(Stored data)
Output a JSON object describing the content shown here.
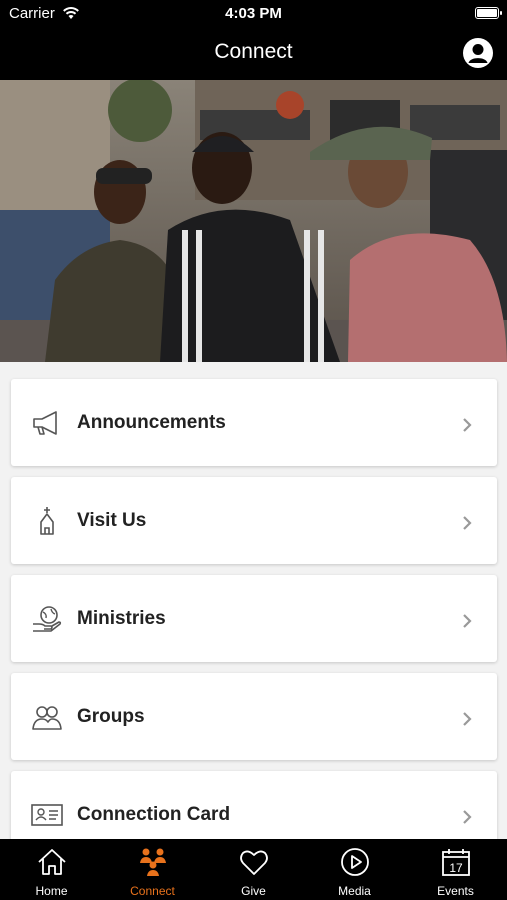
{
  "status_bar": {
    "carrier": "Carrier",
    "time": "4:03 PM"
  },
  "nav": {
    "title": "Connect"
  },
  "menu": [
    {
      "label": "Announcements",
      "icon": "megaphone-icon"
    },
    {
      "label": "Visit Us",
      "icon": "church-icon"
    },
    {
      "label": "Ministries",
      "icon": "globe-hand-icon"
    },
    {
      "label": "Groups",
      "icon": "people-icon"
    },
    {
      "label": "Connection Card",
      "icon": "id-card-icon"
    }
  ],
  "tabs": [
    {
      "label": "Home",
      "icon": "house-icon"
    },
    {
      "label": "Connect",
      "icon": "connect-people-icon",
      "active": true
    },
    {
      "label": "Give",
      "icon": "heart-icon"
    },
    {
      "label": "Media",
      "icon": "play-circle-icon"
    },
    {
      "label": "Events",
      "icon": "calendar-icon",
      "day": "17"
    }
  ],
  "colors": {
    "accent": "#e8721c",
    "bar": "#000000",
    "background": "#f2f2f2"
  }
}
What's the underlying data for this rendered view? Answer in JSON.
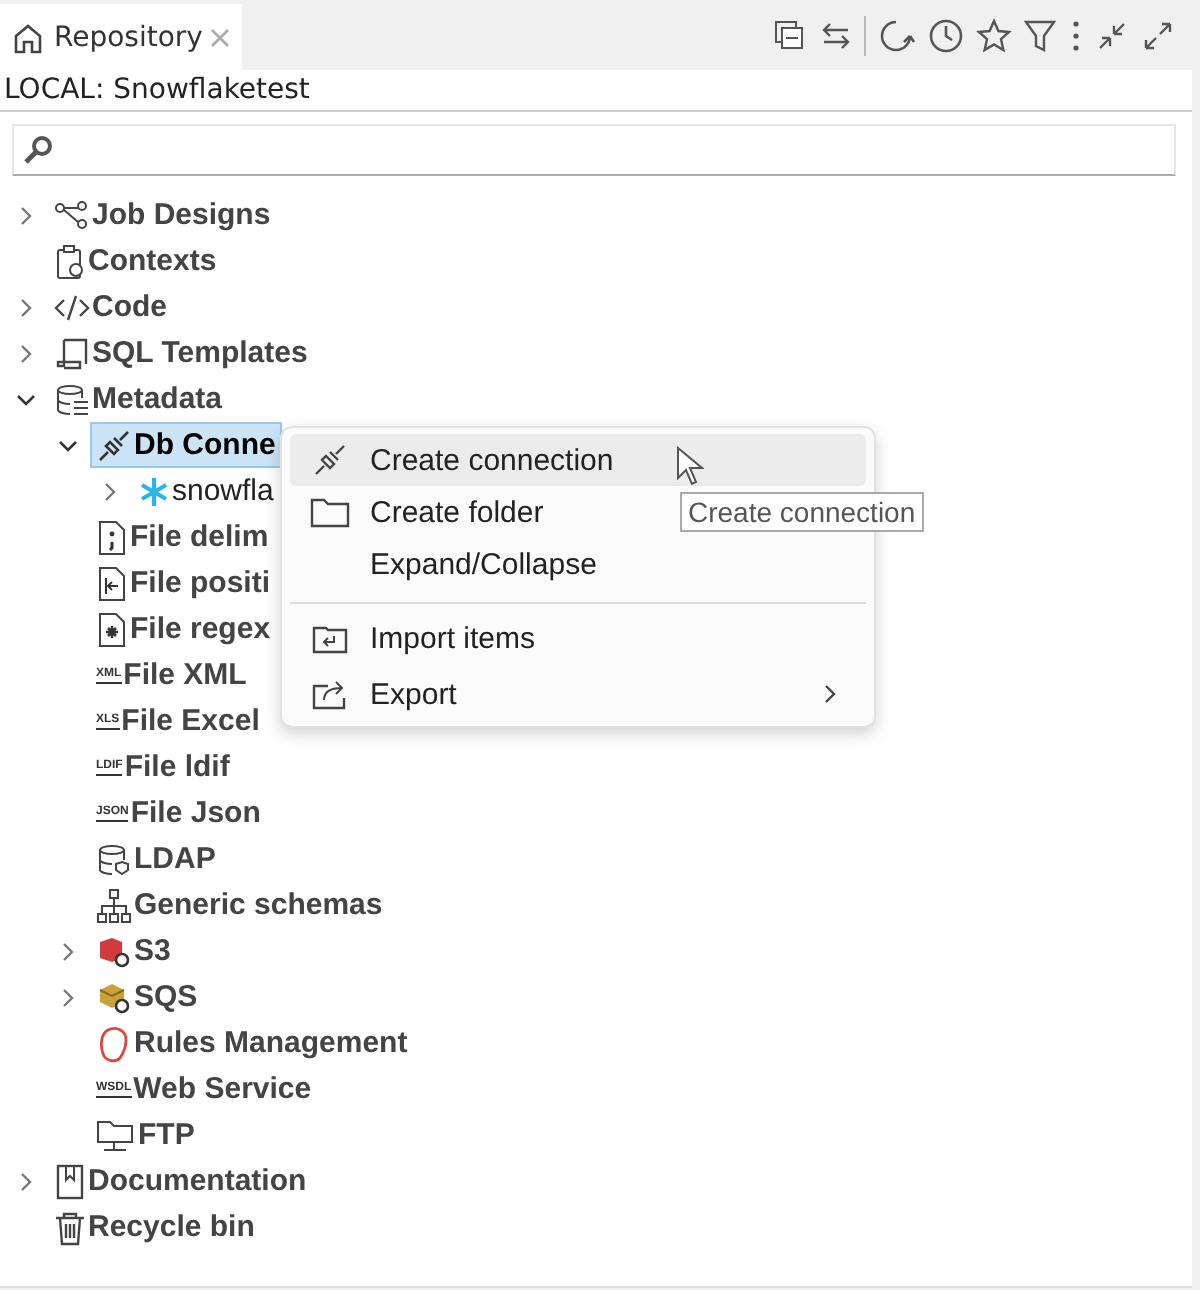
{
  "tab": {
    "title": "Repository",
    "selected": true
  },
  "header": "LOCAL: Snowflaketest",
  "tree": [
    {
      "label": "Job Designs",
      "kind": "nodes",
      "expanded": false,
      "selected": false
    },
    {
      "label": "Contexts",
      "kind": "clipboard",
      "selected": false
    },
    {
      "label": "Code",
      "kind": "code",
      "expanded": false,
      "selected": false
    },
    {
      "label": "SQL Templates",
      "kind": "scroll",
      "expanded": false,
      "selected": false
    },
    {
      "label": "Metadata",
      "kind": "database",
      "expanded": true,
      "selected": false,
      "children": [
        {
          "label": "Db Conne",
          "kind": "plug",
          "expanded": true,
          "selected": true,
          "children": [
            {
              "label": "snowfla",
              "kind": "snowflake",
              "expanded": false,
              "selected": false,
              "bold": false
            }
          ]
        },
        {
          "label": "File delim",
          "kind": "file-semicolon",
          "selected": false
        },
        {
          "label": "File positi",
          "kind": "file-arrow",
          "selected": false
        },
        {
          "label": "File regex",
          "kind": "file-star",
          "selected": false
        },
        {
          "label": "File XML",
          "kind": "badge",
          "badge": "XML",
          "selected": false
        },
        {
          "label": "File Excel",
          "kind": "badge",
          "badge": "XLS",
          "selected": false
        },
        {
          "label": "File ldif",
          "kind": "badge",
          "badge": "LDIF",
          "selected": false
        },
        {
          "label": "File Json",
          "kind": "badge",
          "badge": "JSON",
          "selected": false
        },
        {
          "label": "LDAP",
          "kind": "database-shield",
          "selected": false
        },
        {
          "label": "Generic schemas",
          "kind": "hierarchy",
          "selected": false
        },
        {
          "label": "S3",
          "kind": "red-cube",
          "expanded": false,
          "selected": false
        },
        {
          "label": "SQS",
          "kind": "gold-box",
          "expanded": false,
          "selected": false
        },
        {
          "label": "Rules Management",
          "kind": "head",
          "selected": false
        },
        {
          "label": "Web Service",
          "kind": "badge",
          "badge": "WSDL",
          "selected": false
        },
        {
          "label": "FTP",
          "kind": "folder-network",
          "selected": false
        }
      ]
    },
    {
      "label": "Documentation",
      "kind": "book",
      "expanded": false,
      "selected": false
    },
    {
      "label": "Recycle bin",
      "kind": "trash",
      "selected": false
    }
  ],
  "context_menu": [
    {
      "label": "Create connection",
      "kind": "plug",
      "selected": true,
      "submenu": false,
      "separator_before": false
    },
    {
      "label": "Create folder",
      "kind": "folder",
      "selected": false,
      "separator_before": false
    },
    {
      "label": "Expand/Collapse",
      "kind": "plain",
      "selected": false,
      "submenu": false,
      "separator_before": false
    },
    {
      "label": "Import items",
      "kind": "import",
      "selected": false,
      "submenu": false,
      "separator_before": true
    },
    {
      "label": "Export",
      "kind": "export",
      "selected": false,
      "submenu": true,
      "separator_before": false
    }
  ],
  "tooltip": "Create connection"
}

* Task requirements *
Without including the pictures, reproduce all entries exactly.

* Solution for this exercise *
Output a JSON object describing the content shown here.
{
  "status_bar": {
    "carrier": "Carrier",
    "time": "4:03 PM"
  },
  "nav": {
    "title": "Connect"
  },
  "menu": [
    {
      "label": "Announcements",
      "icon": "megaphone-icon"
    },
    {
      "label": "Visit Us",
      "icon": "church-icon"
    },
    {
      "label": "Ministries",
      "icon": "globe-hand-icon"
    },
    {
      "label": "Groups",
      "icon": "people-icon"
    },
    {
      "label": "Connection Card",
      "icon": "id-card-icon"
    }
  ],
  "tabs": [
    {
      "label": "Home",
      "icon": "house-icon"
    },
    {
      "label": "Connect",
      "icon": "connect-people-icon",
      "active": true
    },
    {
      "label": "Give",
      "icon": "heart-icon"
    },
    {
      "label": "Media",
      "icon": "play-circle-icon"
    },
    {
      "label": "Events",
      "icon": "calendar-icon",
      "day": "17"
    }
  ],
  "colors": {
    "accent": "#e8721c",
    "bar": "#000000",
    "background": "#f2f2f2"
  }
}
What's the underlying data for this rendered view? Answer in JSON.
{
  "tab": {
    "title": "Repository",
    "selected": true
  },
  "header": "LOCAL: Snowflaketest",
  "tree": [
    {
      "label": "Job Designs",
      "kind": "nodes",
      "expanded": false,
      "selected": false
    },
    {
      "label": "Contexts",
      "kind": "clipboard",
      "selected": false
    },
    {
      "label": "Code",
      "kind": "code",
      "expanded": false,
      "selected": false
    },
    {
      "label": "SQL Templates",
      "kind": "scroll",
      "expanded": false,
      "selected": false
    },
    {
      "label": "Metadata",
      "kind": "database",
      "expanded": true,
      "selected": false,
      "children": [
        {
          "label": "Db Conne",
          "kind": "plug",
          "expanded": true,
          "selected": true,
          "children": [
            {
              "label": "snowfla",
              "kind": "snowflake",
              "expanded": false,
              "selected": false,
              "bold": false
            }
          ]
        },
        {
          "label": "File delim",
          "kind": "file-semicolon",
          "selected": false
        },
        {
          "label": "File positi",
          "kind": "file-arrow",
          "selected": false
        },
        {
          "label": "File regex",
          "kind": "file-star",
          "selected": false
        },
        {
          "label": "File XML",
          "kind": "badge",
          "badge": "XML",
          "selected": false
        },
        {
          "label": "File Excel",
          "kind": "badge",
          "badge": "XLS",
          "selected": false
        },
        {
          "label": "File ldif",
          "kind": "badge",
          "badge": "LDIF",
          "selected": false
        },
        {
          "label": "File Json",
          "kind": "badge",
          "badge": "JSON",
          "selected": false
        },
        {
          "label": "LDAP",
          "kind": "database-shield",
          "selected": false
        },
        {
          "label": "Generic schemas",
          "kind": "hierarchy",
          "selected": false
        },
        {
          "label": "S3",
          "kind": "red-cube",
          "expanded": false,
          "selected": false
        },
        {
          "label": "SQS",
          "kind": "gold-box",
          "expanded": false,
          "selected": false
        },
        {
          "label": "Rules Management",
          "kind": "head",
          "selected": false
        },
        {
          "label": "Web Service",
          "kind": "badge",
          "badge": "WSDL",
          "selected": false
        },
        {
          "label": "FTP",
          "kind": "folder-network",
          "selected": false
        }
      ]
    },
    {
      "label": "Documentation",
      "kind": "book",
      "expanded": false,
      "selected": false
    },
    {
      "label": "Recycle bin",
      "kind": "trash",
      "selected": false
    }
  ],
  "context_menu": [
    {
      "label": "Create connection",
      "kind": "plug",
      "selected": true,
      "submenu": false,
      "separator_before": false
    },
    {
      "label": "Create folder",
      "kind": "folder",
      "selected": false,
      "separator_before": false
    },
    {
      "label": "Expand/Collapse",
      "kind": "plain",
      "selected": false,
      "submenu": false,
      "separator_before": false
    },
    {
      "label": "Import items",
      "kind": "import",
      "selected": false,
      "submenu": false,
      "separator_before": true
    },
    {
      "label": "Export",
      "kind": "export",
      "selected": false,
      "submenu": true,
      "separator_before": false
    }
  ],
  "tooltip": "Create connection"
}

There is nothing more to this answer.